**DATA EXCERPTS**
○ ○ ○ ○
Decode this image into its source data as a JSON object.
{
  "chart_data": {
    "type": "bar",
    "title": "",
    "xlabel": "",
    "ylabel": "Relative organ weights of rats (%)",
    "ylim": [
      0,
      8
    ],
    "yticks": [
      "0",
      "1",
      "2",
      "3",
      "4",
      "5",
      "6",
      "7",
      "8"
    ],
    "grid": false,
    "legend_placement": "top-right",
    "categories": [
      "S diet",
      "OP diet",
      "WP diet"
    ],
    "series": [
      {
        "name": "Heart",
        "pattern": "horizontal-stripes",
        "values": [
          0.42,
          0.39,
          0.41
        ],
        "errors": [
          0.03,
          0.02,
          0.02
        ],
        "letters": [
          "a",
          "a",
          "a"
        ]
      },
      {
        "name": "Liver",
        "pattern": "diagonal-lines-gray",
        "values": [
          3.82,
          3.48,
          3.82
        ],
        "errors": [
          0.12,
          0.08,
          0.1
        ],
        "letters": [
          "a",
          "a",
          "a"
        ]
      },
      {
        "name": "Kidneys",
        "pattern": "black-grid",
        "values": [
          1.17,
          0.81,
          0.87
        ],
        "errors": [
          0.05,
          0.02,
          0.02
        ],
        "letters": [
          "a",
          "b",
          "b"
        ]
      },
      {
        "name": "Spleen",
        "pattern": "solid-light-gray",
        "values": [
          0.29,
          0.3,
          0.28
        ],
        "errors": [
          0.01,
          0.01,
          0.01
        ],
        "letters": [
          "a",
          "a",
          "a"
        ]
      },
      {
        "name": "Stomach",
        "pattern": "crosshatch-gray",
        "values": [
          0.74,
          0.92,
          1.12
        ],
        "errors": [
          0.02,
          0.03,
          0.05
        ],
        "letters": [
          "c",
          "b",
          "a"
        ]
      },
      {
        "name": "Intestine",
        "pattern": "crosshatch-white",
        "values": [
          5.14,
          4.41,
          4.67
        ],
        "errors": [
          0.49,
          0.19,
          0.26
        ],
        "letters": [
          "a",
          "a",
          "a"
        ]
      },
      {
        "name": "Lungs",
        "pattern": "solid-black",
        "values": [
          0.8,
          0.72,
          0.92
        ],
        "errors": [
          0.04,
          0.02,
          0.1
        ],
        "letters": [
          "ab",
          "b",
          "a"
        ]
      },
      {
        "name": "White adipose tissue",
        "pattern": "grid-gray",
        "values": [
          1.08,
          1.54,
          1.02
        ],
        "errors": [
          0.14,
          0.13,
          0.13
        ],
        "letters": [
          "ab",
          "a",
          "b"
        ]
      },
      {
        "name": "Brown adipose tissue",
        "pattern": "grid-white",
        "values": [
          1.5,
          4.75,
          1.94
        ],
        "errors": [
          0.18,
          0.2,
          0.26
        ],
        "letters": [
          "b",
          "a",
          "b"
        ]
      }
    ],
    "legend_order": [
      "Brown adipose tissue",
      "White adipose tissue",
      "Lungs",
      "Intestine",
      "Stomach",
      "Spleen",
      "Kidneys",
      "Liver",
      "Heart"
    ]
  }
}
○ ○ ○ ○
**TO DO**
Reproduce every line of the data verbatim.

**WORKED SOLUTION**
Decode this image into its source data as a JSON object.
{
  "chart_data": {
    "type": "bar",
    "title": "",
    "xlabel": "",
    "ylabel": "Relative organ weights of rats (%)",
    "ylim": [
      0,
      8
    ],
    "yticks": [
      "0",
      "1",
      "2",
      "3",
      "4",
      "5",
      "6",
      "7",
      "8"
    ],
    "grid": false,
    "legend_placement": "top-right",
    "categories": [
      "S diet",
      "OP diet",
      "WP diet"
    ],
    "series": [
      {
        "name": "Heart",
        "pattern": "horizontal-stripes",
        "values": [
          0.42,
          0.39,
          0.41
        ],
        "errors": [
          0.03,
          0.02,
          0.02
        ],
        "letters": [
          "a",
          "a",
          "a"
        ]
      },
      {
        "name": "Liver",
        "pattern": "diagonal-lines-gray",
        "values": [
          3.82,
          3.48,
          3.82
        ],
        "errors": [
          0.12,
          0.08,
          0.1
        ],
        "letters": [
          "a",
          "a",
          "a"
        ]
      },
      {
        "name": "Kidneys",
        "pattern": "black-grid",
        "values": [
          1.17,
          0.81,
          0.87
        ],
        "errors": [
          0.05,
          0.02,
          0.02
        ],
        "letters": [
          "a",
          "b",
          "b"
        ]
      },
      {
        "name": "Spleen",
        "pattern": "solid-light-gray",
        "values": [
          0.29,
          0.3,
          0.28
        ],
        "errors": [
          0.01,
          0.01,
          0.01
        ],
        "letters": [
          "a",
          "a",
          "a"
        ]
      },
      {
        "name": "Stomach",
        "pattern": "crosshatch-gray",
        "values": [
          0.74,
          0.92,
          1.12
        ],
        "errors": [
          0.02,
          0.03,
          0.05
        ],
        "letters": [
          "c",
          "b",
          "a"
        ]
      },
      {
        "name": "Intestine",
        "pattern": "crosshatch-white",
        "values": [
          5.14,
          4.41,
          4.67
        ],
        "errors": [
          0.49,
          0.19,
          0.26
        ],
        "letters": [
          "a",
          "a",
          "a"
        ]
      },
      {
        "name": "Lungs",
        "pattern": "solid-black",
        "values": [
          0.8,
          0.72,
          0.92
        ],
        "errors": [
          0.04,
          0.02,
          0.1
        ],
        "letters": [
          "ab",
          "b",
          "a"
        ]
      },
      {
        "name": "White adipose tissue",
        "pattern": "grid-gray",
        "values": [
          1.08,
          1.54,
          1.02
        ],
        "errors": [
          0.14,
          0.13,
          0.13
        ],
        "letters": [
          "ab",
          "a",
          "b"
        ]
      },
      {
        "name": "Brown adipose tissue",
        "pattern": "grid-white",
        "values": [
          1.5,
          4.75,
          1.94
        ],
        "errors": [
          0.18,
          0.2,
          0.26
        ],
        "letters": [
          "b",
          "a",
          "b"
        ]
      }
    ],
    "legend_order": [
      "Brown adipose tissue",
      "White adipose tissue",
      "Lungs",
      "Intestine",
      "Stomach",
      "Spleen",
      "Kidneys",
      "Liver",
      "Heart"
    ]
  }
}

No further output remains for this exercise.